■ INFORMATION PROVIDED:
━━━

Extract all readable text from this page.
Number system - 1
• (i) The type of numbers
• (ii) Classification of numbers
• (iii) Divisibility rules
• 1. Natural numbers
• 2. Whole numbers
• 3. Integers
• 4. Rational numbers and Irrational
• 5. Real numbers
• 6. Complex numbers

━━━

■ WRITTEN REQUEST:
Copy every line from the records above that contains the word "numbers".

■ CORRECT OUTPUT:
• (i) The type of numbers
• (ii) Classification of numbers
• 1. Natural numbers
• 2. Whole numbers
• 4. Rational numbers and Irrational
• 5. Real numbers
• 6. Complex numbers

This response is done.